The exercise asks you to copy every line below in which "following" appears.

_ _ _ _

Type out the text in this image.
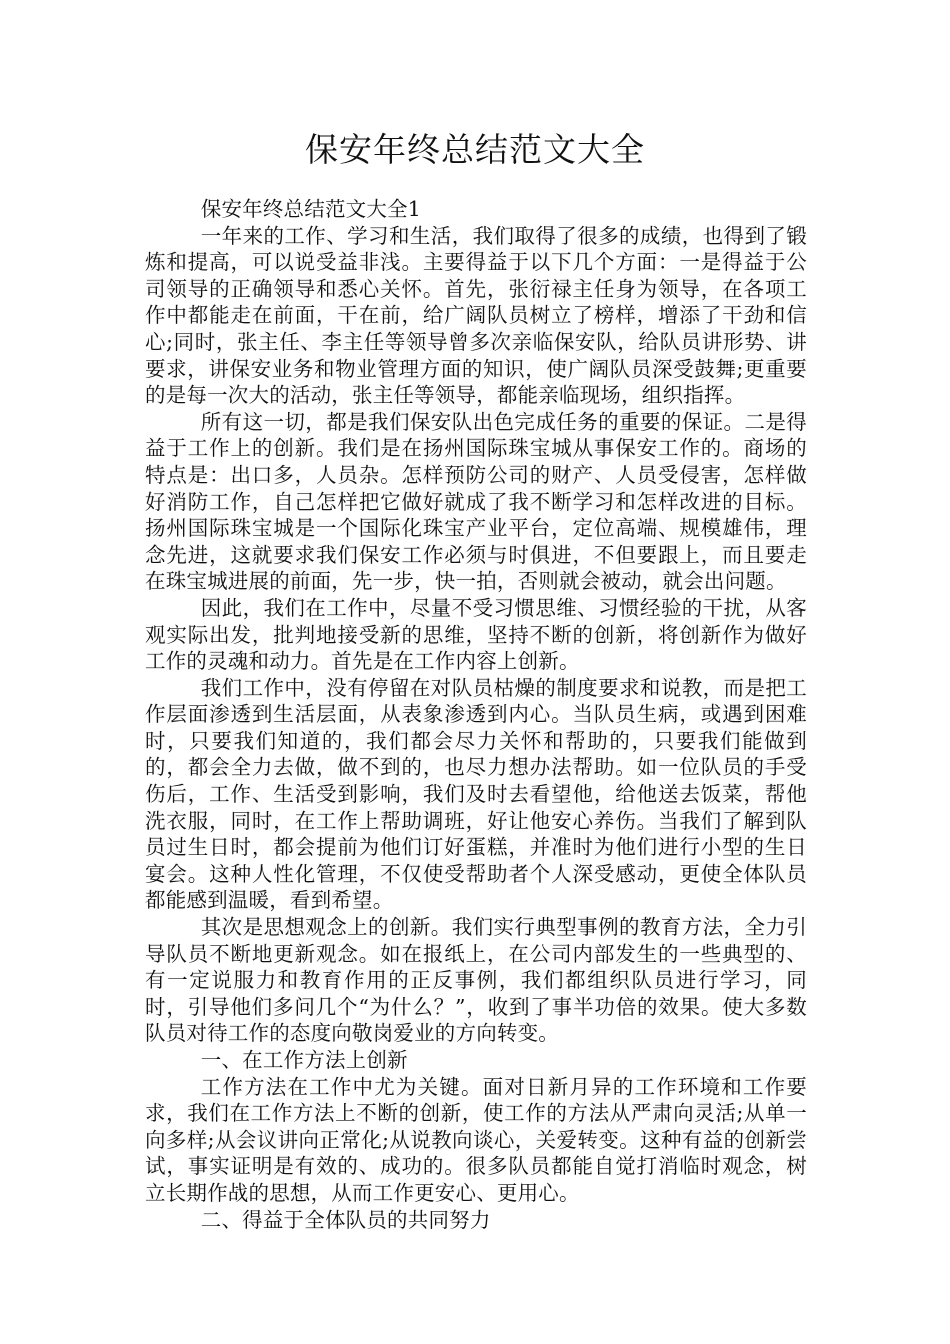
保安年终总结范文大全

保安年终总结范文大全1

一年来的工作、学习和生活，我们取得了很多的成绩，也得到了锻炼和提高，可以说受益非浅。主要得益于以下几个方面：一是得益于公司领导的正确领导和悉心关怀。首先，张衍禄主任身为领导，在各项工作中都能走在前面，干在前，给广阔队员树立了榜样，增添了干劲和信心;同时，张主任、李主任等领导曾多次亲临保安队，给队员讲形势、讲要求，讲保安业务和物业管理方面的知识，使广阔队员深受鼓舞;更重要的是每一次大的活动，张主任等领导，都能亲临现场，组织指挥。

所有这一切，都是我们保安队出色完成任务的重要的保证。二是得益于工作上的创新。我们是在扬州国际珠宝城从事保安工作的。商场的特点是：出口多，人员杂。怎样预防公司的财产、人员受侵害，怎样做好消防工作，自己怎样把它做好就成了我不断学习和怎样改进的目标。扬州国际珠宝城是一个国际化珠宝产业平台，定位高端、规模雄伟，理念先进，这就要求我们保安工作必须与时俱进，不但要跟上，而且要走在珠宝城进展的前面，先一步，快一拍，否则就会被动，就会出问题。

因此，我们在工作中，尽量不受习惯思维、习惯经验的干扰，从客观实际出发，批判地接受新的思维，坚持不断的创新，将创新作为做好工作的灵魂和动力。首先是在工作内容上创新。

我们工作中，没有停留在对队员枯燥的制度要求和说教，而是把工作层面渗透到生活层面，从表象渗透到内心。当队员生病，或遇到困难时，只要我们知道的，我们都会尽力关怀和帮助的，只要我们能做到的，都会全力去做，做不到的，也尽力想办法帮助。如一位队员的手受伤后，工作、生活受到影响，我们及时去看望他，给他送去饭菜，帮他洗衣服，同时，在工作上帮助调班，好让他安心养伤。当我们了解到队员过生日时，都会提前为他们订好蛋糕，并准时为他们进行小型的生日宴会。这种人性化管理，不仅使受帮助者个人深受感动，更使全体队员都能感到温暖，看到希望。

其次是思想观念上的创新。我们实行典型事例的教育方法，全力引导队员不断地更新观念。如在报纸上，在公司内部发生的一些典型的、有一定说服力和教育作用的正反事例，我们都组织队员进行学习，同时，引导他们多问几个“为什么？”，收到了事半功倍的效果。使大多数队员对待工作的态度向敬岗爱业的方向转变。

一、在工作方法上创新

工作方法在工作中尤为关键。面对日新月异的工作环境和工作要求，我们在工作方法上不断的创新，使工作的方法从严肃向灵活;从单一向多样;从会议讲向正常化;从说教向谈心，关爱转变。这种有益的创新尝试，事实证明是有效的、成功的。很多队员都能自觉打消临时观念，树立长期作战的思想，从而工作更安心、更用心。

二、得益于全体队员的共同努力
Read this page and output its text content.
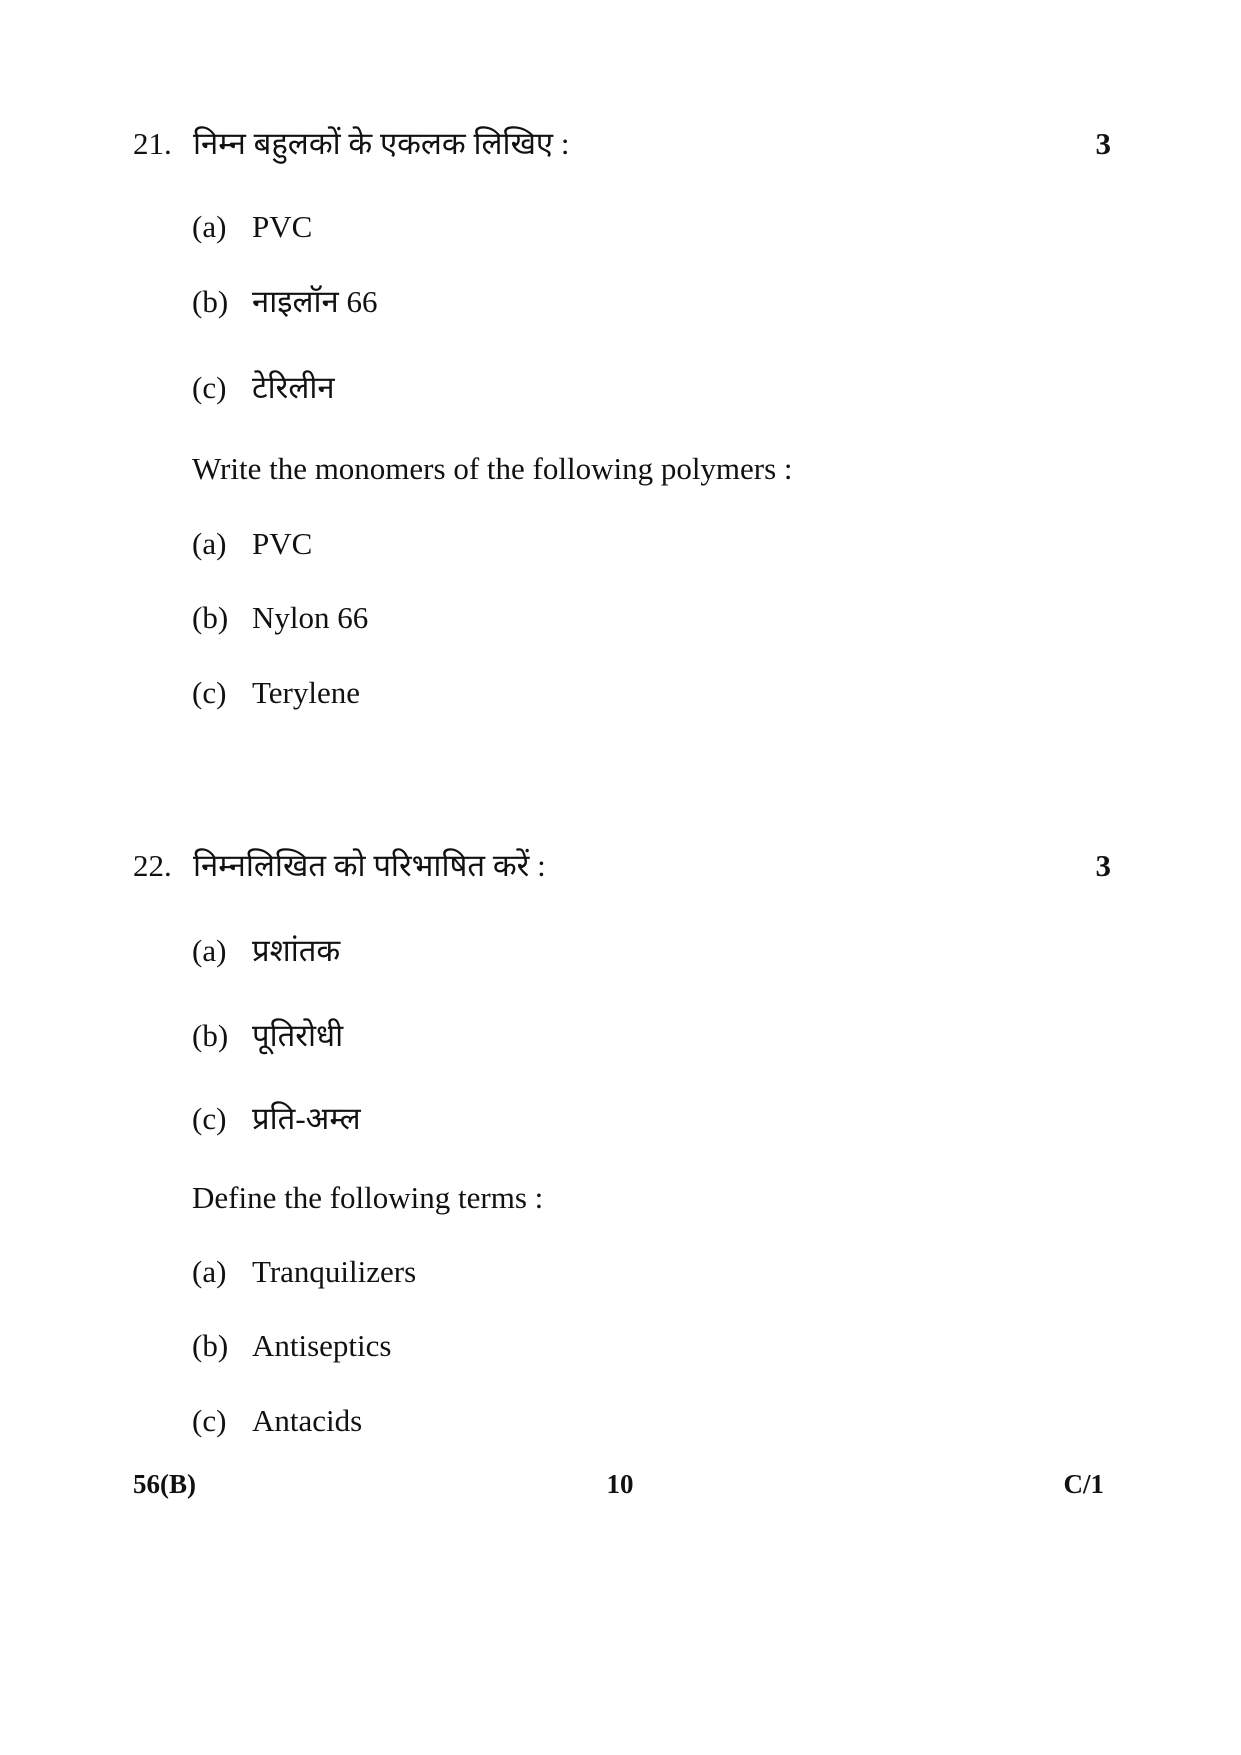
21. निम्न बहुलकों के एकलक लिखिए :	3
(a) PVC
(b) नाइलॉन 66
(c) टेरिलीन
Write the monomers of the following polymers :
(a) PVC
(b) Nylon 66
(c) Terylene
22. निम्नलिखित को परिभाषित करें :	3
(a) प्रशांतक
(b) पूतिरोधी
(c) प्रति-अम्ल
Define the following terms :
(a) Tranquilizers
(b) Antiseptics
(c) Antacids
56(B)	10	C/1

_ _ _ _

**Output of the exercise:**
Write the monomers of the following polymers :
Define the following terms :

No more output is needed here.